## [WHAT YOU WILL DO]
Set down each entry from the block beneath, exactly as written.

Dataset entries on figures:
+ + +

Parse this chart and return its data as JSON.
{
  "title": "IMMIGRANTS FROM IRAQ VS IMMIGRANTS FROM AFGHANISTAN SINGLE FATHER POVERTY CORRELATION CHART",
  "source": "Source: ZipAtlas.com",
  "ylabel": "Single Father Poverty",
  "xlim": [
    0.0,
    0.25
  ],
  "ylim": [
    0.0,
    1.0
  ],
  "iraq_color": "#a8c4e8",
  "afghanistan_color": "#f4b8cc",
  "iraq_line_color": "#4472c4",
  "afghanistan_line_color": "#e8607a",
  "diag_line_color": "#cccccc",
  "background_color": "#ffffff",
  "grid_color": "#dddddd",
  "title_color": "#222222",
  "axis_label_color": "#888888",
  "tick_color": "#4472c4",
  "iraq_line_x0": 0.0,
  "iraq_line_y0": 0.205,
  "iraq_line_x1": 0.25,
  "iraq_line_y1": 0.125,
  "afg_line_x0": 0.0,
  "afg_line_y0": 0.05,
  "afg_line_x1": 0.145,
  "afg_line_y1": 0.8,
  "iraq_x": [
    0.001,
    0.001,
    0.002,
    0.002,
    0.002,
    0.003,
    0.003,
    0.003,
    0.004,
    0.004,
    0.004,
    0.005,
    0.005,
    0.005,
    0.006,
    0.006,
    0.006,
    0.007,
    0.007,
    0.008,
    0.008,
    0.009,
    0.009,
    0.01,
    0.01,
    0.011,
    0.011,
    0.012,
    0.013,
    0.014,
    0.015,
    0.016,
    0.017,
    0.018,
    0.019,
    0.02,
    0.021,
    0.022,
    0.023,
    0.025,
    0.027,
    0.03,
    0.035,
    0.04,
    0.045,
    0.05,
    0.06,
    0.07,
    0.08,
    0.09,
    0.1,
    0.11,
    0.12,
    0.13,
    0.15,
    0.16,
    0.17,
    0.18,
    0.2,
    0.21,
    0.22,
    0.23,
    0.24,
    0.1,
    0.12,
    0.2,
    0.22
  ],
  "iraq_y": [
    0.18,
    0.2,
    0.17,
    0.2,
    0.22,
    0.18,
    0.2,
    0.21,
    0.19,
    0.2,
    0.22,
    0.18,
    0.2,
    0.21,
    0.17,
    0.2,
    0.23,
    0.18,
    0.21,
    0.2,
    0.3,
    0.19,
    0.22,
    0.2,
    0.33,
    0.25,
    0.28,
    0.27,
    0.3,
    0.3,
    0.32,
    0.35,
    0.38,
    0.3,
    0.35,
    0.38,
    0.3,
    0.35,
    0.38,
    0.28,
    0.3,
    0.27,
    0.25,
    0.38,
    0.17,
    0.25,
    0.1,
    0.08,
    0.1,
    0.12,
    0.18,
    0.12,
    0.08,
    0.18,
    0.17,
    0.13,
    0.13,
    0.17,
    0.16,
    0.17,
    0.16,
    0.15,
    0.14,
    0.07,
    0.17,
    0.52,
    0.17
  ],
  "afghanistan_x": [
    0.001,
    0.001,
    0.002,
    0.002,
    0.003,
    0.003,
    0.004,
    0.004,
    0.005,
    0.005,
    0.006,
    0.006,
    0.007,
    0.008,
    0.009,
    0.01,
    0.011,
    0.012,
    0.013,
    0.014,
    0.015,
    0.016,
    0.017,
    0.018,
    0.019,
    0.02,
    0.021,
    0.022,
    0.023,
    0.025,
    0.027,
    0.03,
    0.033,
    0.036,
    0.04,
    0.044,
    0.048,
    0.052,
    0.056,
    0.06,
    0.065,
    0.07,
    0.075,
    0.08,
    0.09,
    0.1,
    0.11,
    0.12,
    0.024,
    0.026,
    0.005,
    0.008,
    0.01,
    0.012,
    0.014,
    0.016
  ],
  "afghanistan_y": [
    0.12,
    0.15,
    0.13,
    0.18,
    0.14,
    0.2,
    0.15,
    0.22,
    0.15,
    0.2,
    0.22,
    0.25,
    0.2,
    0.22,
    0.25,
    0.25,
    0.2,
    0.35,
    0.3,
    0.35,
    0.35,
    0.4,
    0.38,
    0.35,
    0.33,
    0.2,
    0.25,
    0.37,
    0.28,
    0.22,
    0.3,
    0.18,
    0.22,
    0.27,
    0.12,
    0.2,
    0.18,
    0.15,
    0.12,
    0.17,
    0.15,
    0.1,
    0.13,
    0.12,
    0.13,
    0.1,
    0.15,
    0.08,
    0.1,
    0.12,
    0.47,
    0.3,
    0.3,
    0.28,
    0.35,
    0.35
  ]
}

+ + +

## [EXPECTED ANSWER]
Parse this chart and return its data as JSON.
{
  "title": "IMMIGRANTS FROM IRAQ VS IMMIGRANTS FROM AFGHANISTAN SINGLE FATHER POVERTY CORRELATION CHART",
  "source": "Source: ZipAtlas.com",
  "ylabel": "Single Father Poverty",
  "xlim": [
    0.0,
    0.25
  ],
  "ylim": [
    0.0,
    1.0
  ],
  "iraq_color": "#a8c4e8",
  "afghanistan_color": "#f4b8cc",
  "iraq_line_color": "#4472c4",
  "afghanistan_line_color": "#e8607a",
  "diag_line_color": "#cccccc",
  "background_color": "#ffffff",
  "grid_color": "#dddddd",
  "title_color": "#222222",
  "axis_label_color": "#888888",
  "tick_color": "#4472c4",
  "iraq_line_x0": 0.0,
  "iraq_line_y0": 0.205,
  "iraq_line_x1": 0.25,
  "iraq_line_y1": 0.125,
  "afg_line_x0": 0.0,
  "afg_line_y0": 0.05,
  "afg_line_x1": 0.145,
  "afg_line_y1": 0.8,
  "iraq_x": [
    0.001,
    0.001,
    0.002,
    0.002,
    0.002,
    0.003,
    0.003,
    0.003,
    0.004,
    0.004,
    0.004,
    0.005,
    0.005,
    0.005,
    0.006,
    0.006,
    0.006,
    0.007,
    0.007,
    0.008,
    0.008,
    0.009,
    0.009,
    0.01,
    0.01,
    0.011,
    0.011,
    0.012,
    0.013,
    0.014,
    0.015,
    0.016,
    0.017,
    0.018,
    0.019,
    0.02,
    0.021,
    0.022,
    0.023,
    0.025,
    0.027,
    0.03,
    0.035,
    0.04,
    0.045,
    0.05,
    0.06,
    0.07,
    0.08,
    0.09,
    0.1,
    0.11,
    0.12,
    0.13,
    0.15,
    0.16,
    0.17,
    0.18,
    0.2,
    0.21,
    0.22,
    0.23,
    0.24,
    0.1,
    0.12,
    0.2,
    0.22
  ],
  "iraq_y": [
    0.18,
    0.2,
    0.17,
    0.2,
    0.22,
    0.18,
    0.2,
    0.21,
    0.19,
    0.2,
    0.22,
    0.18,
    0.2,
    0.21,
    0.17,
    0.2,
    0.23,
    0.18,
    0.21,
    0.2,
    0.3,
    0.19,
    0.22,
    0.2,
    0.33,
    0.25,
    0.28,
    0.27,
    0.3,
    0.3,
    0.32,
    0.35,
    0.38,
    0.3,
    0.35,
    0.38,
    0.3,
    0.35,
    0.38,
    0.28,
    0.3,
    0.27,
    0.25,
    0.38,
    0.17,
    0.25,
    0.1,
    0.08,
    0.1,
    0.12,
    0.18,
    0.12,
    0.08,
    0.18,
    0.17,
    0.13,
    0.13,
    0.17,
    0.16,
    0.17,
    0.16,
    0.15,
    0.14,
    0.07,
    0.17,
    0.52,
    0.17
  ],
  "afghanistan_x": [
    0.001,
    0.001,
    0.002,
    0.002,
    0.003,
    0.003,
    0.004,
    0.004,
    0.005,
    0.005,
    0.006,
    0.006,
    0.007,
    0.008,
    0.009,
    0.01,
    0.011,
    0.012,
    0.013,
    0.014,
    0.015,
    0.016,
    0.017,
    0.018,
    0.019,
    0.02,
    0.021,
    0.022,
    0.023,
    0.025,
    0.027,
    0.03,
    0.033,
    0.036,
    0.04,
    0.044,
    0.048,
    0.052,
    0.056,
    0.06,
    0.065,
    0.07,
    0.075,
    0.08,
    0.09,
    0.1,
    0.11,
    0.12,
    0.024,
    0.026,
    0.005,
    0.008,
    0.01,
    0.012,
    0.014,
    0.016
  ],
  "afghanistan_y": [
    0.12,
    0.15,
    0.13,
    0.18,
    0.14,
    0.2,
    0.15,
    0.22,
    0.15,
    0.2,
    0.22,
    0.25,
    0.2,
    0.22,
    0.25,
    0.25,
    0.2,
    0.35,
    0.3,
    0.35,
    0.35,
    0.4,
    0.38,
    0.35,
    0.33,
    0.2,
    0.25,
    0.37,
    0.28,
    0.22,
    0.3,
    0.18,
    0.22,
    0.27,
    0.12,
    0.2,
    0.18,
    0.15,
    0.12,
    0.17,
    0.15,
    0.1,
    0.13,
    0.12,
    0.13,
    0.1,
    0.15,
    0.08,
    0.1,
    0.12,
    0.47,
    0.3,
    0.3,
    0.28,
    0.35,
    0.35
  ]
}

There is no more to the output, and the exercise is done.